**SET TASK**
Each line of the material below that holds the word "JSON" needs to be copied.

**DATASET EXTRACT**
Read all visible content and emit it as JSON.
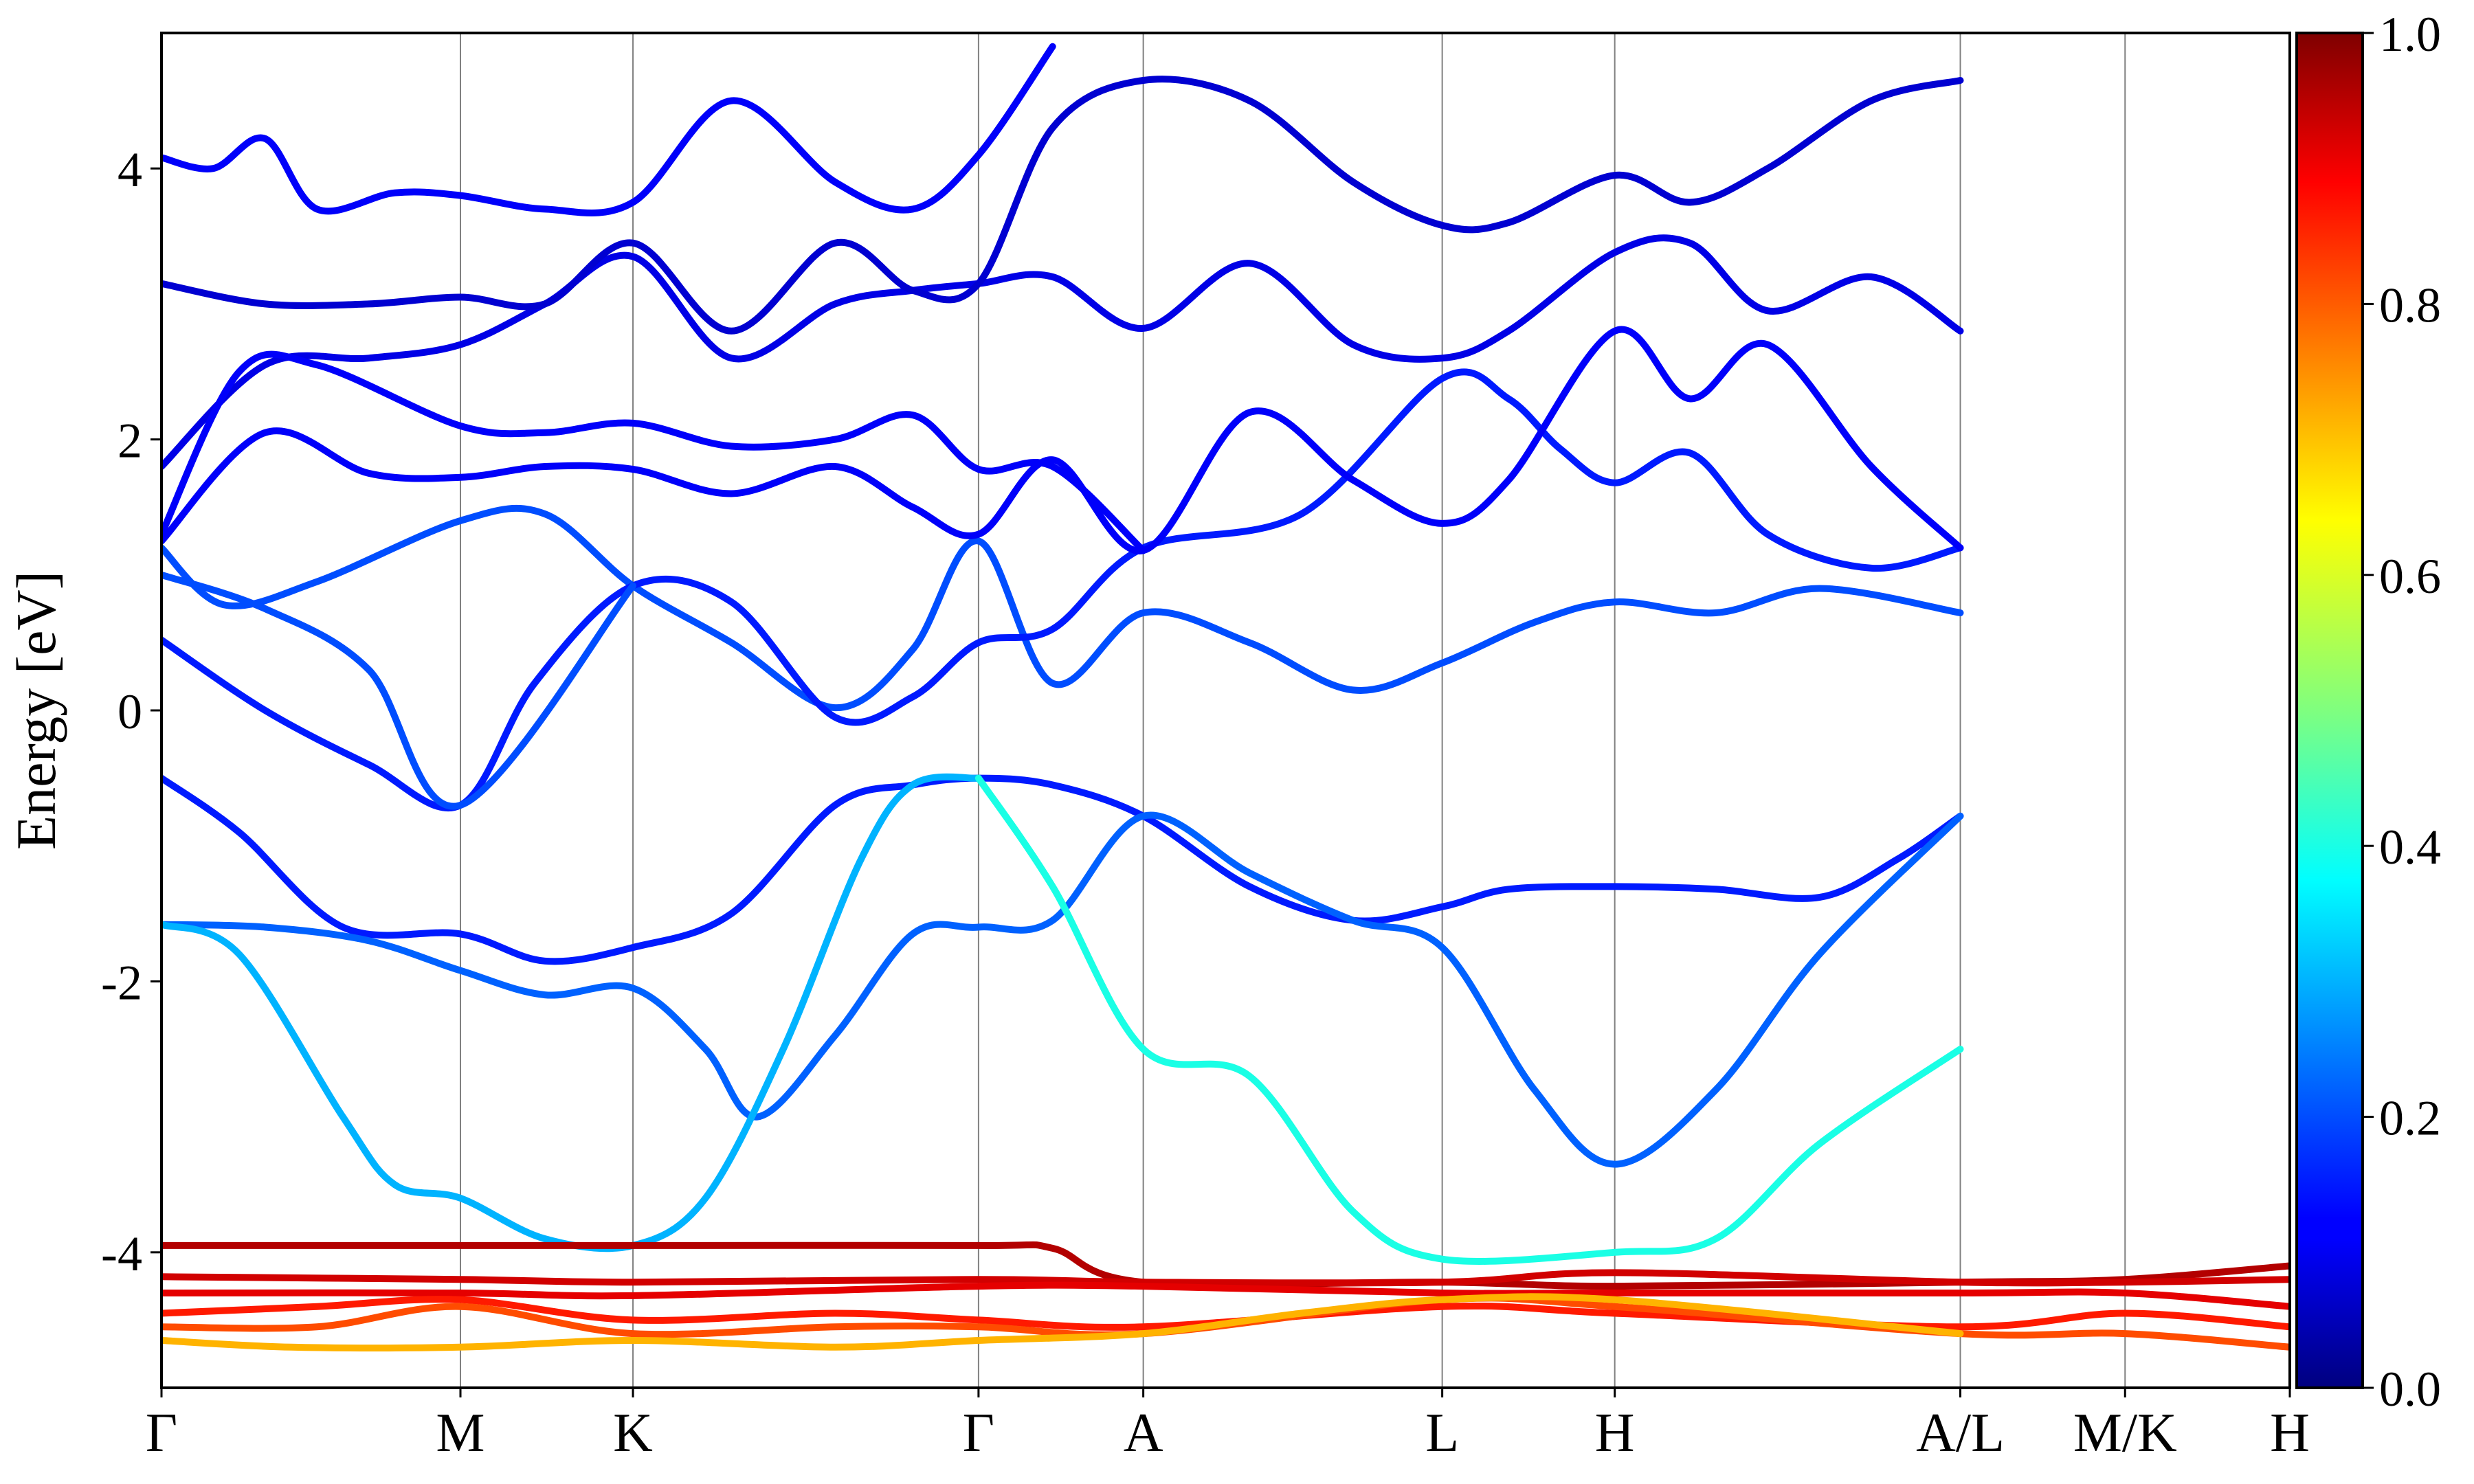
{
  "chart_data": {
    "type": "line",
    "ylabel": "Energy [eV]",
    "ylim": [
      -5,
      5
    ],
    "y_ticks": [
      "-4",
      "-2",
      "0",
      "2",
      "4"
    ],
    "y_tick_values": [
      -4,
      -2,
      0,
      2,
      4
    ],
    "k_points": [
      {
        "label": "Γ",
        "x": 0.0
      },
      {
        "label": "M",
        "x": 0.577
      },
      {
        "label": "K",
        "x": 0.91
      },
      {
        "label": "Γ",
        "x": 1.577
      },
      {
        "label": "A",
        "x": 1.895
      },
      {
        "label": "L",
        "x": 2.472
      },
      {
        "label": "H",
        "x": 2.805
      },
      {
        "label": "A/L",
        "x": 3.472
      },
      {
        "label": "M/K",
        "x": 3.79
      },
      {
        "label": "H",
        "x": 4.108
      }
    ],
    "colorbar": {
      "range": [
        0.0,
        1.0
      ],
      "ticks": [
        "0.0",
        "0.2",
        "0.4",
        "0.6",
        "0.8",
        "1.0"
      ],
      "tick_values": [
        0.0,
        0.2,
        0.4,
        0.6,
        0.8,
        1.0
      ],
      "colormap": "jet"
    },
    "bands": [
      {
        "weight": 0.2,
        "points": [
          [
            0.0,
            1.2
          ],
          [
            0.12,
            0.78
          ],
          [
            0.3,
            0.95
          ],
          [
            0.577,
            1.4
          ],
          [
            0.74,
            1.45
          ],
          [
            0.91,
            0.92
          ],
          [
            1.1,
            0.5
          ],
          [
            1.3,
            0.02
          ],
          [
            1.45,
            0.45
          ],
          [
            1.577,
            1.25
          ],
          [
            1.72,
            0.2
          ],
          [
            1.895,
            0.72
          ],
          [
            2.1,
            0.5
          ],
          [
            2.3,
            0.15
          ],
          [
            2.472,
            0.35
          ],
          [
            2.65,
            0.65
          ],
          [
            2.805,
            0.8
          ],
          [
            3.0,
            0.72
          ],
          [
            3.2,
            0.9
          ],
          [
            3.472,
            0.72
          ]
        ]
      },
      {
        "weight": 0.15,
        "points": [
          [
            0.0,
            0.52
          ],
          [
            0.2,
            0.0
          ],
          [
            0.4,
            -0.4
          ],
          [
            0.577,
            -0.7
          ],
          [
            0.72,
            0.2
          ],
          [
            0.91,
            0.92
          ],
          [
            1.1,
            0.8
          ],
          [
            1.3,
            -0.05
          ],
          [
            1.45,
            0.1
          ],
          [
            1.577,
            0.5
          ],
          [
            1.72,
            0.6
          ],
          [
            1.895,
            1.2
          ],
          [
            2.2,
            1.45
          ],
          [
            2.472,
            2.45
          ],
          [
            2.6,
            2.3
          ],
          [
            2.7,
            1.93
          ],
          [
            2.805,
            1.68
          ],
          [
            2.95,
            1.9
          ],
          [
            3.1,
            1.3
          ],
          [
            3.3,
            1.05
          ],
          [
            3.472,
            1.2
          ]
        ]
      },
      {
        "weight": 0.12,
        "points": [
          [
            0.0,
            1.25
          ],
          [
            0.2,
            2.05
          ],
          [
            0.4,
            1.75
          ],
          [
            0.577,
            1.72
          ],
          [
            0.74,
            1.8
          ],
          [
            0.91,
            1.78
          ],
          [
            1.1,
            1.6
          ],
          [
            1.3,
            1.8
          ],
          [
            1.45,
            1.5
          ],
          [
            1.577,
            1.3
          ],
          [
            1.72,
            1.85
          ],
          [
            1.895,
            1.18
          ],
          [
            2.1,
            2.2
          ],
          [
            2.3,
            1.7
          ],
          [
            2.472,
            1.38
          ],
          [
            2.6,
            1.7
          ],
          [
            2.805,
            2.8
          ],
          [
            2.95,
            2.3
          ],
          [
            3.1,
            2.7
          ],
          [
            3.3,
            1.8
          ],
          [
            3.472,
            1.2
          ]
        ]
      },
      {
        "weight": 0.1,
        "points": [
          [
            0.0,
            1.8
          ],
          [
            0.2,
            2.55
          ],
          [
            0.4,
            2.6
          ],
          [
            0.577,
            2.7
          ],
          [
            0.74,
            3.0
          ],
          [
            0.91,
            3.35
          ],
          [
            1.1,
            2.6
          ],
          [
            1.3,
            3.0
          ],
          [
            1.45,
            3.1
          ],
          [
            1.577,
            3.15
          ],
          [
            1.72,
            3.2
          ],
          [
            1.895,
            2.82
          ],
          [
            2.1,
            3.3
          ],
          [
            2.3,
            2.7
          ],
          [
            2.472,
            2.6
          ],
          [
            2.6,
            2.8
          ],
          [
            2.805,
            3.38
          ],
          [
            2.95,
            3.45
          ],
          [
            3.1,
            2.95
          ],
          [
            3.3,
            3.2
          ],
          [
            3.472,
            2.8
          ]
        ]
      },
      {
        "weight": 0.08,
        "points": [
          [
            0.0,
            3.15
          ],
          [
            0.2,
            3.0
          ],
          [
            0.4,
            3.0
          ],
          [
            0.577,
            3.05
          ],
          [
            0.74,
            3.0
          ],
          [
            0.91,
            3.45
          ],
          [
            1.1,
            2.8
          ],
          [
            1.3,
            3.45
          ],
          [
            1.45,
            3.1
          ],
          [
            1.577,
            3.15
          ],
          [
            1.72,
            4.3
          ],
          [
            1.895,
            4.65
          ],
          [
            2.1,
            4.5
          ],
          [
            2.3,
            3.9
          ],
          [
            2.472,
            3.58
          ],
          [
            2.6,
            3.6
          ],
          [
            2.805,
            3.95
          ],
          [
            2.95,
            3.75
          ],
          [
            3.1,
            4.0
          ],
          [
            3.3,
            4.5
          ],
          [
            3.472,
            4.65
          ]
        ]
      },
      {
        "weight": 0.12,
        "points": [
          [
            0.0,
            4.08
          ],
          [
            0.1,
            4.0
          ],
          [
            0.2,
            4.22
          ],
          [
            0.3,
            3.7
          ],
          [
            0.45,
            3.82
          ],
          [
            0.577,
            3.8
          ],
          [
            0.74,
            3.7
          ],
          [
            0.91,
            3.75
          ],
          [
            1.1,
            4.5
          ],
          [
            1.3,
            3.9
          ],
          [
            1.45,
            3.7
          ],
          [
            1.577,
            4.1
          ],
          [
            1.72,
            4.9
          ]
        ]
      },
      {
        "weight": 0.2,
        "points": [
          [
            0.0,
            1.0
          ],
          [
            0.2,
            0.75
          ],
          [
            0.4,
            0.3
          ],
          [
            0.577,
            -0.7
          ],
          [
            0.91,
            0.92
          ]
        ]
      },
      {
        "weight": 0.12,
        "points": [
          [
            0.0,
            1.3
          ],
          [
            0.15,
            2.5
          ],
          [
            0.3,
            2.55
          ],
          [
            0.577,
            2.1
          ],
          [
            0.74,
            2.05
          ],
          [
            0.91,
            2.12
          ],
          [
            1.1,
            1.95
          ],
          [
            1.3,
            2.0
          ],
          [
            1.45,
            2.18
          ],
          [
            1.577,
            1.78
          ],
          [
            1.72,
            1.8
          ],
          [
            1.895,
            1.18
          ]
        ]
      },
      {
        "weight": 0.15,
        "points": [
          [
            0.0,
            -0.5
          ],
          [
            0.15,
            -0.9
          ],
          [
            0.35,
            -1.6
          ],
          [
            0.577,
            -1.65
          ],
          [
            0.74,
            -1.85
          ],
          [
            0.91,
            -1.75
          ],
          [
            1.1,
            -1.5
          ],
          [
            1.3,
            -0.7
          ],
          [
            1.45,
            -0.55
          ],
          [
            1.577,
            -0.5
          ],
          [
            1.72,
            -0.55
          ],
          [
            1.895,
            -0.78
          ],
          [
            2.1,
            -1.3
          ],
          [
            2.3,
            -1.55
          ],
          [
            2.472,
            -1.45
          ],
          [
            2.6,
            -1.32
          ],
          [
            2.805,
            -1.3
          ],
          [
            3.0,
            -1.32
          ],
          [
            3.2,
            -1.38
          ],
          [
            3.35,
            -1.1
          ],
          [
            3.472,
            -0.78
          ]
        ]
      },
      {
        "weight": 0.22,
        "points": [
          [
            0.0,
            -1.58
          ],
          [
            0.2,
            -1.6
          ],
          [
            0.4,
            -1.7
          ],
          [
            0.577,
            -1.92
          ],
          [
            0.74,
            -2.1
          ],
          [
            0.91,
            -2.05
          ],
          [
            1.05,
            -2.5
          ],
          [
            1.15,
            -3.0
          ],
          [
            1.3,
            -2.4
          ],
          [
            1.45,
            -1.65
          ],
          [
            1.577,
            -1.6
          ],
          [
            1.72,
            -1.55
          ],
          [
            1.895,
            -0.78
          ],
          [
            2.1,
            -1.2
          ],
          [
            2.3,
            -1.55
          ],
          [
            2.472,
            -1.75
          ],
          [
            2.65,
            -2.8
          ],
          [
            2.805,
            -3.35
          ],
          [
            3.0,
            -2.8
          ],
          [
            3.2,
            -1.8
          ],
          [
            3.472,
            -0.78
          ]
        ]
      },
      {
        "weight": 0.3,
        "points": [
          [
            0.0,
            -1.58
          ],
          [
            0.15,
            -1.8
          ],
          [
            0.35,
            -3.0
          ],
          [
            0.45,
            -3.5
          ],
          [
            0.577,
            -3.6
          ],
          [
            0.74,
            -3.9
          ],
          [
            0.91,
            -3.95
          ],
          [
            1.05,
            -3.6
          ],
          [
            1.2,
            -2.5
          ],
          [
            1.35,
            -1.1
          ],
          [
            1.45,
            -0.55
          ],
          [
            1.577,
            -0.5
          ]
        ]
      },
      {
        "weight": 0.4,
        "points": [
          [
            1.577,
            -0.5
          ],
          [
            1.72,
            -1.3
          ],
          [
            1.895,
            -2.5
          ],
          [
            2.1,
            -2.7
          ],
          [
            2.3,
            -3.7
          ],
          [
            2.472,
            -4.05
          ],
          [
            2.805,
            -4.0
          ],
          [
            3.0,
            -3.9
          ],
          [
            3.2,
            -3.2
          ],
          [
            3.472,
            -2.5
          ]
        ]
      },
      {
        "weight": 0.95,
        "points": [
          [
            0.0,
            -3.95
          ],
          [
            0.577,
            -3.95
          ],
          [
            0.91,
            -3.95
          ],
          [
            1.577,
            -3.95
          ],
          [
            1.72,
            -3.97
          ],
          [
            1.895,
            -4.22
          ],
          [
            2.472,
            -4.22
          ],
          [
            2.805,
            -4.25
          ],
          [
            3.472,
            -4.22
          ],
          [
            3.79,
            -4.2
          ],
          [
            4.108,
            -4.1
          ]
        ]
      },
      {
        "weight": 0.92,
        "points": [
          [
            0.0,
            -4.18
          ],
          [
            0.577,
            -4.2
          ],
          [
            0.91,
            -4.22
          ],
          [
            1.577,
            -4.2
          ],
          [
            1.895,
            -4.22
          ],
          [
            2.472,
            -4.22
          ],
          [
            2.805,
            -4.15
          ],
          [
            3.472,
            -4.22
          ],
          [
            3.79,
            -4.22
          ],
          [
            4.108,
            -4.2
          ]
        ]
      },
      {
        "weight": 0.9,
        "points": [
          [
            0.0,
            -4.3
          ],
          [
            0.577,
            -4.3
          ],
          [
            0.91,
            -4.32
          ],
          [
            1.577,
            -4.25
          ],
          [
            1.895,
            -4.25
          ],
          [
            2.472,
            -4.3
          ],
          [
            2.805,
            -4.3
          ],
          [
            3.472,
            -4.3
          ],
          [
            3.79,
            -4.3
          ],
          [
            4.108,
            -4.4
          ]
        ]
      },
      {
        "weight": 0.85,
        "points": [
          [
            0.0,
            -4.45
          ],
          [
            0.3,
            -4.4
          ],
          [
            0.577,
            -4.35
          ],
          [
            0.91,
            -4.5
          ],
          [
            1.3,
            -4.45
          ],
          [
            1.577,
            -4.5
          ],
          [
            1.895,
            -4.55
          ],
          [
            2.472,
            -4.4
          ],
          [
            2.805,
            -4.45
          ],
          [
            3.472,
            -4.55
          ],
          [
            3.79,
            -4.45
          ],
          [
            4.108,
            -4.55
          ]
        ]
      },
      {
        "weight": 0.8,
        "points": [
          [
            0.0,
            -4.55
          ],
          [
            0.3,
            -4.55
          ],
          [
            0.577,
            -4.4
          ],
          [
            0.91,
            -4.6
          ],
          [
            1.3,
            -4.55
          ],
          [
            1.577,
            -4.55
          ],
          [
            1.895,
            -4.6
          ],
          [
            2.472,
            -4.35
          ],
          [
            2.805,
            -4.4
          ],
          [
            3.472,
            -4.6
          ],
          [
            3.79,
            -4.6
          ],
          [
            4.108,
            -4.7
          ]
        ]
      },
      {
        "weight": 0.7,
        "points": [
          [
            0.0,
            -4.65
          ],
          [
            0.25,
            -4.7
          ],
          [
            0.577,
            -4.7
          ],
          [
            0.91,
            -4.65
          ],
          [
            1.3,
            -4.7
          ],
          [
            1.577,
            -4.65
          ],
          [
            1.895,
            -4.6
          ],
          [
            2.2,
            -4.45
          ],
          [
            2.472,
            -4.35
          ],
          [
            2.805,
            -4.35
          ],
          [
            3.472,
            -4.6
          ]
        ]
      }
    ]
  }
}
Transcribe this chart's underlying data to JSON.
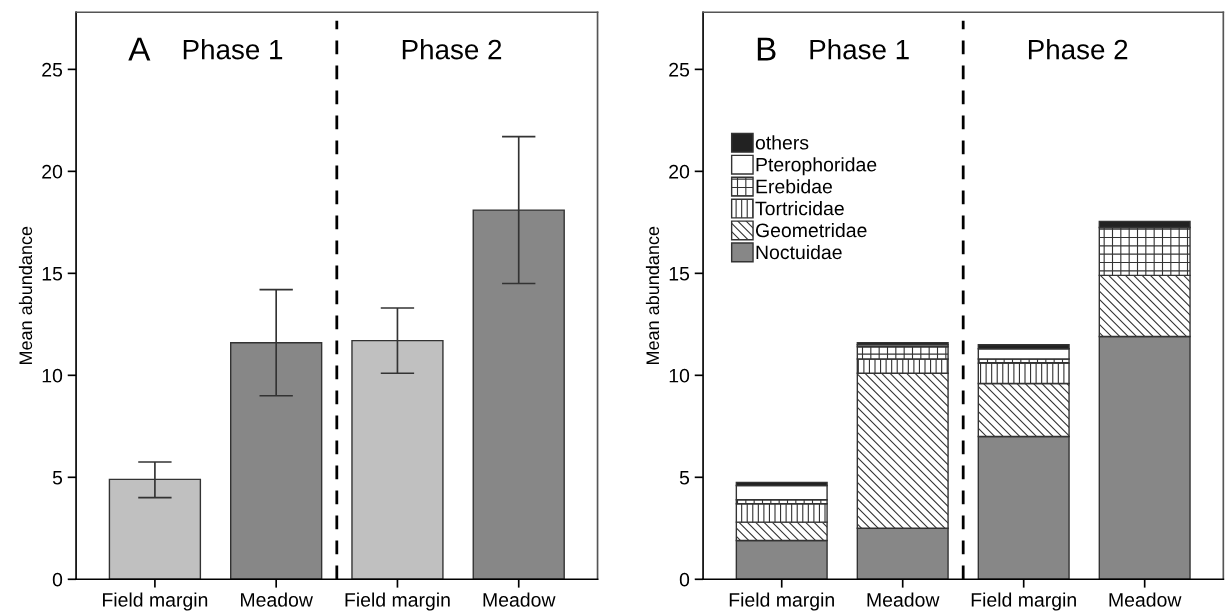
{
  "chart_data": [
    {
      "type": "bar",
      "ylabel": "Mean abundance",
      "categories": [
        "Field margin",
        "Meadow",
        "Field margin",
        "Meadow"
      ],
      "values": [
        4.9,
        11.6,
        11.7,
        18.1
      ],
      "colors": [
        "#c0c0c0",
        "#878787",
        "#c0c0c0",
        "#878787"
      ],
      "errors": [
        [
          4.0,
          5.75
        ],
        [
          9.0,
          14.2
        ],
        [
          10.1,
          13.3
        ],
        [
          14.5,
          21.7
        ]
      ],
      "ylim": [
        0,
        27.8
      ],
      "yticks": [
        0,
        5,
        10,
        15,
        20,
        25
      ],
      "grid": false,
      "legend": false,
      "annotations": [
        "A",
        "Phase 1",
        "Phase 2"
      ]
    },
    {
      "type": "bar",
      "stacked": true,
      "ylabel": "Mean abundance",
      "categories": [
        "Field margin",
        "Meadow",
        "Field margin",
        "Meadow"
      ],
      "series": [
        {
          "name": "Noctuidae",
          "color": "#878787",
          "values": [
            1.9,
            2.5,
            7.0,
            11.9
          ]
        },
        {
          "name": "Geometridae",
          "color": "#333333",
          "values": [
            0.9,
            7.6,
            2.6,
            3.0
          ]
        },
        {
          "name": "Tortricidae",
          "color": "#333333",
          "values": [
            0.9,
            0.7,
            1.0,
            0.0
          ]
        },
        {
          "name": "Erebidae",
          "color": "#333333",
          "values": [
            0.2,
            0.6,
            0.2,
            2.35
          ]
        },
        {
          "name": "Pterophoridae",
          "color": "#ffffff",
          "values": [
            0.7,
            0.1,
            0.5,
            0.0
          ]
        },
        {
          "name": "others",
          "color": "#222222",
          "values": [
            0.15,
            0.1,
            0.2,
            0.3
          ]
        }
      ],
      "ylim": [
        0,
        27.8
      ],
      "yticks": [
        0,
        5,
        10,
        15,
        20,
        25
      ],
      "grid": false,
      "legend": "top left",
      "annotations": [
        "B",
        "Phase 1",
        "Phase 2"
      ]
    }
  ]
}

**REPLY TO THE EXERCISE**
Read all visible content and emit it as JSON.
Transcribe this chart's underlying data to JSON.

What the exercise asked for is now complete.